= Extracted records =

<<<<

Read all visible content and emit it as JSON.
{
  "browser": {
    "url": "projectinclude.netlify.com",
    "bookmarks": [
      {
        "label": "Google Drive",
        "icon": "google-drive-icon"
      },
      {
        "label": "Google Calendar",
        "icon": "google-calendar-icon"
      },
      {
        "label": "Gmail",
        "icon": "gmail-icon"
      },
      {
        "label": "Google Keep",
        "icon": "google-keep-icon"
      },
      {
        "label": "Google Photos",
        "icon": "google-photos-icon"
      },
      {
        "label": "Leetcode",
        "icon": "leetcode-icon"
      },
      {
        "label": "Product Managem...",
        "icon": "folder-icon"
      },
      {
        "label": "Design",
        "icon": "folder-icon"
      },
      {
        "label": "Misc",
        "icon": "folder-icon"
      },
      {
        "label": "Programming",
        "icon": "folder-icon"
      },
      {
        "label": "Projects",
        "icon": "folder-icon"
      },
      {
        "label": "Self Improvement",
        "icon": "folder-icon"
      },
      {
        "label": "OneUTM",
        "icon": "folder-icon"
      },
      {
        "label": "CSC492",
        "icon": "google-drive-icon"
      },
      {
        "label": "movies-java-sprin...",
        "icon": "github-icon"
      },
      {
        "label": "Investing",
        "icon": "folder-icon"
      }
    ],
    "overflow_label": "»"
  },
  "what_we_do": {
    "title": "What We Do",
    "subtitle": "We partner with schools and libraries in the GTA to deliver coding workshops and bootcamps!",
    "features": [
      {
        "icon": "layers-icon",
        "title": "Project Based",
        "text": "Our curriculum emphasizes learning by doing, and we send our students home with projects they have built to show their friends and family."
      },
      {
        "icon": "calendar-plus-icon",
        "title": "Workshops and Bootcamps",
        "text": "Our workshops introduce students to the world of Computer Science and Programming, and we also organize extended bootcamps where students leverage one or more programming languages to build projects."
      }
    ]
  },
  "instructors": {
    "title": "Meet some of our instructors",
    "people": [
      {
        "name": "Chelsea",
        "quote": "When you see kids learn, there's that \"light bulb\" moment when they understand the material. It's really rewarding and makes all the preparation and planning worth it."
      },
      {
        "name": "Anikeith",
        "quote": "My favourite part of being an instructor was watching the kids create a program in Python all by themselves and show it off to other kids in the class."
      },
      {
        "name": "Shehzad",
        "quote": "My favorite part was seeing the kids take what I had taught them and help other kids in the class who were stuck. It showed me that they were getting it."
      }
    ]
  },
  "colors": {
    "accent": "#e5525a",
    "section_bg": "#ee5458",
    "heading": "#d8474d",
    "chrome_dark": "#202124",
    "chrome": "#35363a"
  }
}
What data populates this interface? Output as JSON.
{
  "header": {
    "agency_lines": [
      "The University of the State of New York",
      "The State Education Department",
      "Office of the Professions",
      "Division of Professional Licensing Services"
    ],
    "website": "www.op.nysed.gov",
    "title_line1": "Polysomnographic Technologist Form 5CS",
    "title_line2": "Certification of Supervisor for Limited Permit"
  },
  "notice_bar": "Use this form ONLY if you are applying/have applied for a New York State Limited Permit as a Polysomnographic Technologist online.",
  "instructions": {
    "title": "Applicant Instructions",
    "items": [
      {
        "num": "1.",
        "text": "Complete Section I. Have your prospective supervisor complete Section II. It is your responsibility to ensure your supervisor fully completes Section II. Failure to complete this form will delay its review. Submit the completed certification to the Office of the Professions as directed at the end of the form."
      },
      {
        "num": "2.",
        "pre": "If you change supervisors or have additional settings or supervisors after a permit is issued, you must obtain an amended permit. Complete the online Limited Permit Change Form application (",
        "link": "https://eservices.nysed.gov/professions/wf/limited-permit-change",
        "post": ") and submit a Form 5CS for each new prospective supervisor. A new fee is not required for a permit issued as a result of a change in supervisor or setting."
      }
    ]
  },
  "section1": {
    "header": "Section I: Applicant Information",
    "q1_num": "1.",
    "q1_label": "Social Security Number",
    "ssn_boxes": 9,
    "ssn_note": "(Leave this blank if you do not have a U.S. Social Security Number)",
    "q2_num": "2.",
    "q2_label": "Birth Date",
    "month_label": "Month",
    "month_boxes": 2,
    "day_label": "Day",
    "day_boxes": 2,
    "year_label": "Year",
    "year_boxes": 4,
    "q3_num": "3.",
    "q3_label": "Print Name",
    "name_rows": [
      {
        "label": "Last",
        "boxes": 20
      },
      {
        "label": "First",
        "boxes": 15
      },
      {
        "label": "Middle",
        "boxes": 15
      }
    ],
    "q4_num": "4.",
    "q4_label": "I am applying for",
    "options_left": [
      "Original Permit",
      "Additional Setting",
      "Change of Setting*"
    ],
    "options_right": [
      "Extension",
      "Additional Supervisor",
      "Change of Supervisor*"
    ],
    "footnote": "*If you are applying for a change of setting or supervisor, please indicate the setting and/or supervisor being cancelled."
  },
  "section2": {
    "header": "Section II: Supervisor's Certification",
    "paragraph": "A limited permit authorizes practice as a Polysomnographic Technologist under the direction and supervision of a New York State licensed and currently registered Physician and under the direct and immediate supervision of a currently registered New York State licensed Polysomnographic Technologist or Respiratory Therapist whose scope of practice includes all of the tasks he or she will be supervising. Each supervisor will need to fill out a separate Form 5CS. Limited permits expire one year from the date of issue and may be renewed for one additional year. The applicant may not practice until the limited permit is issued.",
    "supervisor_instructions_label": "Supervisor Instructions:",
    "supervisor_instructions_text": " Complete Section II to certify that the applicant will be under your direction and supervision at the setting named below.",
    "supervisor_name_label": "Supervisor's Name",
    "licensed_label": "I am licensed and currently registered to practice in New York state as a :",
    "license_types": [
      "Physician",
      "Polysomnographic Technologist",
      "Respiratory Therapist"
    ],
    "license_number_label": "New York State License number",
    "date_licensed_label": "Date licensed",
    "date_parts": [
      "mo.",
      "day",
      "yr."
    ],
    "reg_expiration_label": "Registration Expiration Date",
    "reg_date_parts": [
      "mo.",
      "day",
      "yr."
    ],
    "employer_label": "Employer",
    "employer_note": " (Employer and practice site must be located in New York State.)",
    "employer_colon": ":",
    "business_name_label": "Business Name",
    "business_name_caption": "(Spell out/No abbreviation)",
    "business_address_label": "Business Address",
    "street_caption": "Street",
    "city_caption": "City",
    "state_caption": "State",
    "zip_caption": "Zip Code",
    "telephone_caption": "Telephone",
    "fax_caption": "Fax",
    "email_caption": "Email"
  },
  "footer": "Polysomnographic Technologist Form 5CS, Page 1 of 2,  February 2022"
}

>>>>

Return all of the data precisely as it appears.

= Output below =
Read all visible content and emit it as JSON.
{
  "browser": {
    "url": "projectinclude.netlify.com",
    "bookmarks": [
      {
        "label": "Google Drive",
        "icon": "google-drive-icon"
      },
      {
        "label": "Google Calendar",
        "icon": "google-calendar-icon"
      },
      {
        "label": "Gmail",
        "icon": "gmail-icon"
      },
      {
        "label": "Google Keep",
        "icon": "google-keep-icon"
      },
      {
        "label": "Google Photos",
        "icon": "google-photos-icon"
      },
      {
        "label": "Leetcode",
        "icon": "leetcode-icon"
      },
      {
        "label": "Product Managem...",
        "icon": "folder-icon"
      },
      {
        "label": "Design",
        "icon": "folder-icon"
      },
      {
        "label": "Misc",
        "icon": "folder-icon"
      },
      {
        "label": "Programming",
        "icon": "folder-icon"
      },
      {
        "label": "Projects",
        "icon": "folder-icon"
      },
      {
        "label": "Self Improvement",
        "icon": "folder-icon"
      },
      {
        "label": "OneUTM",
        "icon": "folder-icon"
      },
      {
        "label": "CSC492",
        "icon": "google-drive-icon"
      },
      {
        "label": "movies-java-sprin...",
        "icon": "github-icon"
      },
      {
        "label": "Investing",
        "icon": "folder-icon"
      }
    ],
    "overflow_label": "»"
  },
  "what_we_do": {
    "title": "What We Do",
    "subtitle": "We partner with schools and libraries in the GTA to deliver coding workshops and bootcamps!",
    "features": [
      {
        "icon": "layers-icon",
        "title": "Project Based",
        "text": "Our curriculum emphasizes learning by doing, and we send our students home with projects they have built to show their friends and family."
      },
      {
        "icon": "calendar-plus-icon",
        "title": "Workshops and Bootcamps",
        "text": "Our workshops introduce students to the world of Computer Science and Programming, and we also organize extended bootcamps where students leverage one or more programming languages to build projects."
      }
    ]
  },
  "instructors": {
    "title": "Meet some of our instructors",
    "people": [
      {
        "name": "Chelsea",
        "quote": "When you see kids learn, there's that \"light bulb\" moment when they understand the material. It's really rewarding and makes all the preparation and planning worth it."
      },
      {
        "name": "Anikeith",
        "quote": "My favourite part of being an instructor was watching the kids create a program in Python all by themselves and show it off to other kids in the class."
      },
      {
        "name": "Shehzad",
        "quote": "My favorite part was seeing the kids take what I had taught them and help other kids in the class who were stuck. It showed me that they were getting it."
      }
    ]
  },
  "colors": {
    "accent": "#e5525a",
    "section_bg": "#ee5458",
    "heading": "#d8474d",
    "chrome_dark": "#202124",
    "chrome": "#35363a"
  }
}
What data populates this interface? Output as JSON.
{
  "header": {
    "agency_lines": [
      "The University of the State of New York",
      "The State Education Department",
      "Office of the Professions",
      "Division of Professional Licensing Services"
    ],
    "website": "www.op.nysed.gov",
    "title_line1": "Polysomnographic Technologist Form 5CS",
    "title_line2": "Certification of Supervisor for Limited Permit"
  },
  "notice_bar": "Use this form ONLY if you are applying/have applied for a New York State Limited Permit as a Polysomnographic Technologist online.",
  "instructions": {
    "title": "Applicant Instructions",
    "items": [
      {
        "num": "1.",
        "text": "Complete Section I. Have your prospective supervisor complete Section II. It is your responsibility to ensure your supervisor fully completes Section II. Failure to complete this form will delay its review. Submit the completed certification to the Office of the Professions as directed at the end of the form."
      },
      {
        "num": "2.",
        "pre": "If you change supervisors or have additional settings or supervisors after a permit is issued, you must obtain an amended permit. Complete the online Limited Permit Change Form application (",
        "link": "https://eservices.nysed.gov/professions/wf/limited-permit-change",
        "post": ") and submit a Form 5CS for each new prospective supervisor. A new fee is not required for a permit issued as a result of a change in supervisor or setting."
      }
    ]
  },
  "section1": {
    "header": "Section I: Applicant Information",
    "q1_num": "1.",
    "q1_label": "Social Security Number",
    "ssn_boxes": 9,
    "ssn_note": "(Leave this blank if you do not have a U.S. Social Security Number)",
    "q2_num": "2.",
    "q2_label": "Birth Date",
    "month_label": "Month",
    "month_boxes": 2,
    "day_label": "Day",
    "day_boxes": 2,
    "year_label": "Year",
    "year_boxes": 4,
    "q3_num": "3.",
    "q3_label": "Print Name",
    "name_rows": [
      {
        "label": "Last",
        "boxes": 20
      },
      {
        "label": "First",
        "boxes": 15
      },
      {
        "label": "Middle",
        "boxes": 15
      }
    ],
    "q4_num": "4.",
    "q4_label": "I am applying for",
    "options_left": [
      "Original Permit",
      "Additional Setting",
      "Change of Setting*"
    ],
    "options_right": [
      "Extension",
      "Additional Supervisor",
      "Change of Supervisor*"
    ],
    "footnote": "*If you are applying for a change of setting or supervisor, please indicate the setting and/or supervisor being cancelled."
  },
  "section2": {
    "header": "Section II: Supervisor's Certification",
    "paragraph": "A limited permit authorizes practice as a Polysomnographic Technologist under the direction and supervision of a New York State licensed and currently registered Physician and under the direct and immediate supervision of a currently registered New York State licensed Polysomnographic Technologist or Respiratory Therapist whose scope of practice includes all of the tasks he or she will be supervising. Each supervisor will need to fill out a separate Form 5CS. Limited permits expire one year from the date of issue and may be renewed for one additional year. The applicant may not practice until the limited permit is issued.",
    "supervisor_instructions_label": "Supervisor Instructions:",
    "supervisor_instructions_text": " Complete Section II to certify that the applicant will be under your direction and supervision at the setting named below.",
    "supervisor_name_label": "Supervisor's Name",
    "licensed_label": "I am licensed and currently registered to practice in New York state as a :",
    "license_types": [
      "Physician",
      "Polysomnographic Technologist",
      "Respiratory Therapist"
    ],
    "license_number_label": "New York State License number",
    "date_licensed_label": "Date licensed",
    "date_parts": [
      "mo.",
      "day",
      "yr."
    ],
    "reg_expiration_label": "Registration Expiration Date",
    "reg_date_parts": [
      "mo.",
      "day",
      "yr."
    ],
    "employer_label": "Employer",
    "employer_note": " (Employer and practice site must be located in New York State.)",
    "employer_colon": ":",
    "business_name_label": "Business Name",
    "business_name_caption": "(Spell out/No abbreviation)",
    "business_address_label": "Business Address",
    "street_caption": "Street",
    "city_caption": "City",
    "state_caption": "State",
    "zip_caption": "Zip Code",
    "telephone_caption": "Telephone",
    "fax_caption": "Fax",
    "email_caption": "Email"
  },
  "footer": "Polysomnographic Technologist Form 5CS, Page 1 of 2,  February 2022"
}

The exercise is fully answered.